:: WHAT NEEDS TO BE DONE ::
List, from the lines below, each one with "když" in it.
------ INPUT MATERIAL ------
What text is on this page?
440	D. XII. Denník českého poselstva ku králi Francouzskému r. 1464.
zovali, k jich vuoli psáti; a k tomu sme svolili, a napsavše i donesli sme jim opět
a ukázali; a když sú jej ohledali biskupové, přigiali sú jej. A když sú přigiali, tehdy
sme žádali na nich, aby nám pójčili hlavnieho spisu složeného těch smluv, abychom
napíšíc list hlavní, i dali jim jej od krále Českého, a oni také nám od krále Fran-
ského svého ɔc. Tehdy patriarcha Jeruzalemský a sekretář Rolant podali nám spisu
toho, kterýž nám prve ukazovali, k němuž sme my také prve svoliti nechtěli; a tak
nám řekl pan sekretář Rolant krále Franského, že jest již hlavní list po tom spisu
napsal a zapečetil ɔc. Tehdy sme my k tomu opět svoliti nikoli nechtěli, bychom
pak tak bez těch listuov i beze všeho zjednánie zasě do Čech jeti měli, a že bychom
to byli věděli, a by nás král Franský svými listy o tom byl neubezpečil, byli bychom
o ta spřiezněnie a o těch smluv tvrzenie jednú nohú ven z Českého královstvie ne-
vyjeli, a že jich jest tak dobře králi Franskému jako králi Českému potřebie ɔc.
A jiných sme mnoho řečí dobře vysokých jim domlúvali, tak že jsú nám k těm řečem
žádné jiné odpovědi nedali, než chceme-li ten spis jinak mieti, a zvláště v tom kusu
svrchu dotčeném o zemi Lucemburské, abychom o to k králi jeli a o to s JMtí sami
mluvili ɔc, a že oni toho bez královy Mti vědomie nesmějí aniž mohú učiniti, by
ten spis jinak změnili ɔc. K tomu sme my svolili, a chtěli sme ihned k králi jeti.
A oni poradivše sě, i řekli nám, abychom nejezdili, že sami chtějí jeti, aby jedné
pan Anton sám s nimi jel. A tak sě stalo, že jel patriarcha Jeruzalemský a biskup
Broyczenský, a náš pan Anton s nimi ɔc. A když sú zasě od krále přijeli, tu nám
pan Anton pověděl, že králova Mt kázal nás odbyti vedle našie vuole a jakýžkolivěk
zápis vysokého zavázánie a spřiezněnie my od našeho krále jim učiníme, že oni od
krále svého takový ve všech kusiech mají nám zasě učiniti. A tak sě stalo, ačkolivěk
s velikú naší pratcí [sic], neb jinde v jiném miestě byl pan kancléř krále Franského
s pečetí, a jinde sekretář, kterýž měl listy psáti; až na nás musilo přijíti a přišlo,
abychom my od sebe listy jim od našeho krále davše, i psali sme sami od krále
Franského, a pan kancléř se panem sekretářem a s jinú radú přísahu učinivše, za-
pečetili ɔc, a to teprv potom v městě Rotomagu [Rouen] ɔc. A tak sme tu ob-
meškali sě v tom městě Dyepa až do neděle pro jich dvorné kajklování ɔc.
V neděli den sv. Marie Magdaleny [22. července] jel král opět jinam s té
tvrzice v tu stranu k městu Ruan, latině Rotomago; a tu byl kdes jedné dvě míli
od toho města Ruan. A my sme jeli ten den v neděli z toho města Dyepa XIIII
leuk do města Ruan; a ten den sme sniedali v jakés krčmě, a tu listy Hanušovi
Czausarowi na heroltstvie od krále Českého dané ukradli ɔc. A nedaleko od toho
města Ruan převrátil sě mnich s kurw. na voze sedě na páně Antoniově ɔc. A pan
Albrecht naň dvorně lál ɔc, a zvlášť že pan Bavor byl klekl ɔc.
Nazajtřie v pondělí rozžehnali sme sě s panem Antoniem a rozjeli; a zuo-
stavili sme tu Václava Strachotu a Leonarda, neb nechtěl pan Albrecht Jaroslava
------
:: IN RESPONSE ::
a ukázali; a když sú jej ohledali biskupové, přigiali sú jej. A když sú přigiali, tehdy
Broyczenský, a náš pan Anton s nimi ɔc. A když sú zasě od krále přijeli, tu nám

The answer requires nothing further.